WRITTEN PROBLEM
Return the full material exactly.

━━ INFORMATION SUPPLIED ━━

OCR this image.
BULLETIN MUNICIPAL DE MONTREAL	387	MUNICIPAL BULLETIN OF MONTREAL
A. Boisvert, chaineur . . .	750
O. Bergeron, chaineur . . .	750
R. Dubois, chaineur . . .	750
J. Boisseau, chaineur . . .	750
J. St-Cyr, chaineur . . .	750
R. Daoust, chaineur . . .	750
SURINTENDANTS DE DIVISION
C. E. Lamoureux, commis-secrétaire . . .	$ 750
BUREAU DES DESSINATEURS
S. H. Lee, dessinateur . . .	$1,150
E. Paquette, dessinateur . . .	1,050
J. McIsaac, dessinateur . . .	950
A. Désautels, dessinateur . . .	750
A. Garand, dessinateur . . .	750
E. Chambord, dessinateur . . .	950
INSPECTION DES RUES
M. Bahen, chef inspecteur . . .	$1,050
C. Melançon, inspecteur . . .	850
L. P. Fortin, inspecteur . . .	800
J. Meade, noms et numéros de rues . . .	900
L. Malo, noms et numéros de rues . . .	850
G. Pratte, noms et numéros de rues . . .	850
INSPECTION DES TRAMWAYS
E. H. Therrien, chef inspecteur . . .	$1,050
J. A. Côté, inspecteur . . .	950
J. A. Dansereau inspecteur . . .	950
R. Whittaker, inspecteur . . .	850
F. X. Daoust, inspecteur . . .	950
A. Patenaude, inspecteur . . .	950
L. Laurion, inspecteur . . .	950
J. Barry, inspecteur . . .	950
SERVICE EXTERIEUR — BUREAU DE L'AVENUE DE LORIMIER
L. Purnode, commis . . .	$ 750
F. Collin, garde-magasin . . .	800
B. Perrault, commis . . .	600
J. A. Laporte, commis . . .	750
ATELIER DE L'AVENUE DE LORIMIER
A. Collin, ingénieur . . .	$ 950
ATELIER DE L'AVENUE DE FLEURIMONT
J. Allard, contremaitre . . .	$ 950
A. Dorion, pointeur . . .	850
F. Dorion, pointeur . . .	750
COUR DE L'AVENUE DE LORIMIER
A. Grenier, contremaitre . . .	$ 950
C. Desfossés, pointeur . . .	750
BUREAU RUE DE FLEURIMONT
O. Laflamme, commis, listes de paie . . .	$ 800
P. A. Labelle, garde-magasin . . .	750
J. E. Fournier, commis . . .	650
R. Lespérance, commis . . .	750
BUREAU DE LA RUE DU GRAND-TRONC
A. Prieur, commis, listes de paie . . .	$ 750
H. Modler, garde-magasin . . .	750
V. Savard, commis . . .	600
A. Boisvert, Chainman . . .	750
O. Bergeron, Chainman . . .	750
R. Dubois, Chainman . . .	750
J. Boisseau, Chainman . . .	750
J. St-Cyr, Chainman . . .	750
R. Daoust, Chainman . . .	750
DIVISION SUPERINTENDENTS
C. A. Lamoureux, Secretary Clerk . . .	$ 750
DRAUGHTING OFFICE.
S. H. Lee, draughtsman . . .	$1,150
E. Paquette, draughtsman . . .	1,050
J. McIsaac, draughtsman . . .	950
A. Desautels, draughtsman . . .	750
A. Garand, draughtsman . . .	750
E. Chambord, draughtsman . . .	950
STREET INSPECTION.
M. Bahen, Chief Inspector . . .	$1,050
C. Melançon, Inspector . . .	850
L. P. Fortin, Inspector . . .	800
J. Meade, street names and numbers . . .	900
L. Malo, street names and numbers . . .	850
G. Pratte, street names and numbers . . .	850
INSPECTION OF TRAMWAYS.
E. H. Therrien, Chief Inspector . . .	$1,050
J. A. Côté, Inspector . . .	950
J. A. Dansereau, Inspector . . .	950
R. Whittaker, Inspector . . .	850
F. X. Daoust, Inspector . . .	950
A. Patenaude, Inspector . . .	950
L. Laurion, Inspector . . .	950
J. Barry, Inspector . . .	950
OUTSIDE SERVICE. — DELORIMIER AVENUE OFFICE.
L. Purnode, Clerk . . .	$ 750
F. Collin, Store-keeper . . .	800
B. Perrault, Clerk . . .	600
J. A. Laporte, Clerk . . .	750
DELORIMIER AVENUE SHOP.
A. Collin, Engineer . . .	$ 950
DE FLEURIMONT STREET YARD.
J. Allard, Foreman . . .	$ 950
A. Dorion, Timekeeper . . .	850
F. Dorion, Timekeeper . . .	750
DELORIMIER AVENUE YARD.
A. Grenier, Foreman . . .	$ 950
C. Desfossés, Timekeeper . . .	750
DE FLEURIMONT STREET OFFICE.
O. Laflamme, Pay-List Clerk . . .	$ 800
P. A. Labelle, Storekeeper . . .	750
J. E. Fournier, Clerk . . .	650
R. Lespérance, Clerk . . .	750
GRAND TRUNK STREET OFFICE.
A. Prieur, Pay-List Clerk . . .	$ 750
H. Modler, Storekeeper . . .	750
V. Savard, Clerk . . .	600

━━━

WRITTEN REPLY
OCR this image.
BULLETIN MUNICIPAL DE MONTREAL	387	MUNICIPAL BULLETIN OF MONTREAL
A. Boisvert, chaineur . . .	750
O. Bergeron, chaineur . . .	750
R. Dubois, chaineur . . .	750
J. Boisseau, chaineur . . .	750
J. St-Cyr, chaineur . . .	750
R. Daoust, chaineur . . .	750
SURINTENDANTS DE DIVISION
C. E. Lamoureux, commis-secrétaire . . .	$ 750
BUREAU DES DESSINATEURS
S. H. Lee, dessinateur . . .	$1,150
E. Paquette, dessinateur . . .	1,050
J. McIsaac, dessinateur . . .	950
A. Désautels, dessinateur . . .	750
A. Garand, dessinateur . . .	750
E. Chambord, dessinateur . . .	950
INSPECTION DES RUES
M. Bahen, chef inspecteur . . .	$1,050
C. Melançon, inspecteur . . .	850
L. P. Fortin, inspecteur . . .	800
J. Meade, noms et numéros de rues . . .	900
L. Malo, noms et numéros de rues . . .	850
G. Pratte, noms et numéros de rues . . .	850
INSPECTION DES TRAMWAYS
E. H. Therrien, chef inspecteur . . .	$1,050
J. A. Côté, inspecteur . . .	950
J. A. Dansereau inspecteur . . .	950
R. Whittaker, inspecteur . . .	850
F. X. Daoust, inspecteur . . .	950
A. Patenaude, inspecteur . . .	950
L. Laurion, inspecteur . . .	950
J. Barry, inspecteur . . .	950
SERVICE EXTERIEUR — BUREAU DE L'AVENUE DE LORIMIER
L. Purnode, commis . . .	$ 750
F. Collin, garde-magasin . . .	800
B. Perrault, commis . . .	600
J. A. Laporte, commis . . .	750
ATELIER DE L'AVENUE DE LORIMIER
A. Collin, ingénieur . . .	$ 950
ATELIER DE L'AVENUE DE FLEURIMONT
J. Allard, contremaitre . . .	$ 950
A. Dorion, pointeur . . .	850
F. Dorion, pointeur . . .	750
COUR DE L'AVENUE DE LORIMIER
A. Grenier, contremaitre . . .	$ 950
C. Desfossés, pointeur . . .	750
BUREAU RUE DE FLEURIMONT
O. Laflamme, commis, listes de paie . . .	$ 800
P. A. Labelle, garde-magasin . . .	750
J. E. Fournier, commis . . .	650
R. Lespérance, commis . . .	750
BUREAU DE LA RUE DU GRAND-TRONC
A. Prieur, commis, listes de paie . . .	$ 750
H. Modler, garde-magasin . . .	750
V. Savard, commis . . .	600
A. Boisvert, Chainman . . .	750
O. Bergeron, Chainman . . .	750
R. Dubois, Chainman . . .	750
J. Boisseau, Chainman . . .	750
J. St-Cyr, Chainman . . .	750
R. Daoust, Chainman . . .	750
DIVISION SUPERINTENDENTS
C. A. Lamoureux, Secretary Clerk . . .	$ 750
DRAUGHTING OFFICE.
S. H. Lee, draughtsman . . .	$1,150
E. Paquette, draughtsman . . .	1,050
J. McIsaac, draughtsman . . .	950
A. Desautels, draughtsman . . .	750
A. Garand, draughtsman . . .	750
E. Chambord, draughtsman . . .	950
STREET INSPECTION.
M. Bahen, Chief Inspector . . .	$1,050
C. Melançon, Inspector . . .	850
L. P. Fortin, Inspector . . .	800
J. Meade, street names and numbers . . .	900
L. Malo, street names and numbers . . .	850
G. Pratte, street names and numbers . . .	850
INSPECTION OF TRAMWAYS.
E. H. Therrien, Chief Inspector . . .	$1,050
J. A. Côté, Inspector . . .	950
J. A. Dansereau, Inspector . . .	950
R. Whittaker, Inspector . . .	850
F. X. Daoust, Inspector . . .	950
A. Patenaude, Inspector . . .	950
L. Laurion, Inspector . . .	950
J. Barry, Inspector . . .	950
OUTSIDE SERVICE. — DELORIMIER AVENUE OFFICE.
L. Purnode, Clerk . . .	$ 750
F. Collin, Store-keeper . . .	800
B. Perrault, Clerk . . .	600
J. A. Laporte, Clerk . . .	750
DELORIMIER AVENUE SHOP.
A. Collin, Engineer . . .	$ 950
DE FLEURIMONT STREET YARD.
J. Allard, Foreman . . .	$ 950
A. Dorion, Timekeeper . . .	850
F. Dorion, Timekeeper . . .	750
DELORIMIER AVENUE YARD.
A. Grenier, Foreman . . .	$ 950
C. Desfossés, Timekeeper . . .	750
DE FLEURIMONT STREET OFFICE.
O. Laflamme, Pay-List Clerk . . .	$ 800
P. A. Labelle, Storekeeper . . .	750
J. E. Fournier, Clerk . . .	650
R. Lespérance, Clerk . . .	750
GRAND TRUNK STREET OFFICE.
A. Prieur, Pay-List Clerk . . .	$ 750
H. Modler, Storekeeper . . .	750
V. Savard, Clerk . . .	600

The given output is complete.